● Given task
What follows are records. Restate all of them word for word.

— Begin Input material —

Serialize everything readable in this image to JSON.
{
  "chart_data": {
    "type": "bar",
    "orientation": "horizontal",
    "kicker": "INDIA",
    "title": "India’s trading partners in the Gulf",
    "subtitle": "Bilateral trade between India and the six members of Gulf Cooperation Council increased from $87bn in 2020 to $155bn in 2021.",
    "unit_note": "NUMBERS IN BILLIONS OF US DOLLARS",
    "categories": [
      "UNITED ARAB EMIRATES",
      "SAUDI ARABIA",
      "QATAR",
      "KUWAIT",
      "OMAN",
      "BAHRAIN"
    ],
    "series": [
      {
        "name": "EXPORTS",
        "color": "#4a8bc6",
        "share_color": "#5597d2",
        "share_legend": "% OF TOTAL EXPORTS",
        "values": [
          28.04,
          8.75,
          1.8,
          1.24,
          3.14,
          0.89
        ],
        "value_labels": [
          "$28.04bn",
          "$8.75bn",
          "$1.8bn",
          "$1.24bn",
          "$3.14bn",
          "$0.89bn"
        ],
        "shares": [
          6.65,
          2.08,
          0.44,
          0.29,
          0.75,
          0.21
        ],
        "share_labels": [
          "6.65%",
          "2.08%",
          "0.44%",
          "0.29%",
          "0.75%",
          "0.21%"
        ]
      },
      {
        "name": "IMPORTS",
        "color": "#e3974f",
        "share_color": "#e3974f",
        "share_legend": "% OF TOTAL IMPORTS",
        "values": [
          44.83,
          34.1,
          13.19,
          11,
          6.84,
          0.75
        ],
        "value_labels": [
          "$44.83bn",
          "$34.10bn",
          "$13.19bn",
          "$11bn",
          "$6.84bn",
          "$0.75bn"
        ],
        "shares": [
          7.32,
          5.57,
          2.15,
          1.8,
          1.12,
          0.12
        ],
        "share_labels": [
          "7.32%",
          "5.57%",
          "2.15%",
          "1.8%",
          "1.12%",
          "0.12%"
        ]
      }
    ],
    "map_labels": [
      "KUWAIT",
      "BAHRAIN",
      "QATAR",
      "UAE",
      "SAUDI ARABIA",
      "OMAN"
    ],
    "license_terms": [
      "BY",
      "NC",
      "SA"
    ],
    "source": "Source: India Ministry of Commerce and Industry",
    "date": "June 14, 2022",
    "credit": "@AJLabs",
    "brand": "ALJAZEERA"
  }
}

— End Input material —

● Solution to the problem
Serialize everything readable in this image to JSON.
{
  "chart_data": {
    "type": "bar",
    "orientation": "horizontal",
    "kicker": "INDIA",
    "title": "India’s trading partners in the Gulf",
    "subtitle": "Bilateral trade between India and the six members of Gulf Cooperation Council increased from $87bn in 2020 to $155bn in 2021.",
    "unit_note": "NUMBERS IN BILLIONS OF US DOLLARS",
    "categories": [
      "UNITED ARAB EMIRATES",
      "SAUDI ARABIA",
      "QATAR",
      "KUWAIT",
      "OMAN",
      "BAHRAIN"
    ],
    "series": [
      {
        "name": "EXPORTS",
        "color": "#4a8bc6",
        "share_color": "#5597d2",
        "share_legend": "% OF TOTAL EXPORTS",
        "values": [
          28.04,
          8.75,
          1.8,
          1.24,
          3.14,
          0.89
        ],
        "value_labels": [
          "$28.04bn",
          "$8.75bn",
          "$1.8bn",
          "$1.24bn",
          "$3.14bn",
          "$0.89bn"
        ],
        "shares": [
          6.65,
          2.08,
          0.44,
          0.29,
          0.75,
          0.21
        ],
        "share_labels": [
          "6.65%",
          "2.08%",
          "0.44%",
          "0.29%",
          "0.75%",
          "0.21%"
        ]
      },
      {
        "name": "IMPORTS",
        "color": "#e3974f",
        "share_color": "#e3974f",
        "share_legend": "% OF TOTAL IMPORTS",
        "values": [
          44.83,
          34.1,
          13.19,
          11,
          6.84,
          0.75
        ],
        "value_labels": [
          "$44.83bn",
          "$34.10bn",
          "$13.19bn",
          "$11bn",
          "$6.84bn",
          "$0.75bn"
        ],
        "shares": [
          7.32,
          5.57,
          2.15,
          1.8,
          1.12,
          0.12
        ],
        "share_labels": [
          "7.32%",
          "5.57%",
          "2.15%",
          "1.8%",
          "1.12%",
          "0.12%"
        ]
      }
    ],
    "map_labels": [
      "KUWAIT",
      "BAHRAIN",
      "QATAR",
      "UAE",
      "SAUDI ARABIA",
      "OMAN"
    ],
    "license_terms": [
      "BY",
      "NC",
      "SA"
    ],
    "source": "Source: India Ministry of Commerce and Industry",
    "date": "June 14, 2022",
    "credit": "@AJLabs",
    "brand": "ALJAZEERA"
  }
}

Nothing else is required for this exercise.